Records for processing –

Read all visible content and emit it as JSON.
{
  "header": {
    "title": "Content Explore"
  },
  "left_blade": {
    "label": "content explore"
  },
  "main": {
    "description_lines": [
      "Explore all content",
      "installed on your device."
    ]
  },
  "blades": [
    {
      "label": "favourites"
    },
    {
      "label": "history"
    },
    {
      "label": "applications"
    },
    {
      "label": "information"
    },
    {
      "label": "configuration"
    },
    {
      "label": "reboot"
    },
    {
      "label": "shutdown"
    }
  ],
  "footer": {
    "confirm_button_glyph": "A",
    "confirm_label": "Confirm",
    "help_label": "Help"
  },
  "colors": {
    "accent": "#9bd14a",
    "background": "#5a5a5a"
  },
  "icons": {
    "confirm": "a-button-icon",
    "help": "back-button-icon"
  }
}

Problem details –
Would you give the material above again, complete and exact?

Result of the task –
Read all visible content and emit it as JSON.
{
  "header": {
    "title": "Content Explore"
  },
  "left_blade": {
    "label": "content explore"
  },
  "main": {
    "description_lines": [
      "Explore all content",
      "installed on your device."
    ]
  },
  "blades": [
    {
      "label": "favourites"
    },
    {
      "label": "history"
    },
    {
      "label": "applications"
    },
    {
      "label": "information"
    },
    {
      "label": "configuration"
    },
    {
      "label": "reboot"
    },
    {
      "label": "shutdown"
    }
  ],
  "footer": {
    "confirm_button_glyph": "A",
    "confirm_label": "Confirm",
    "help_label": "Help"
  },
  "colors": {
    "accent": "#9bd14a",
    "background": "#5a5a5a"
  },
  "icons": {
    "confirm": "a-button-icon",
    "help": "back-button-icon"
  }
}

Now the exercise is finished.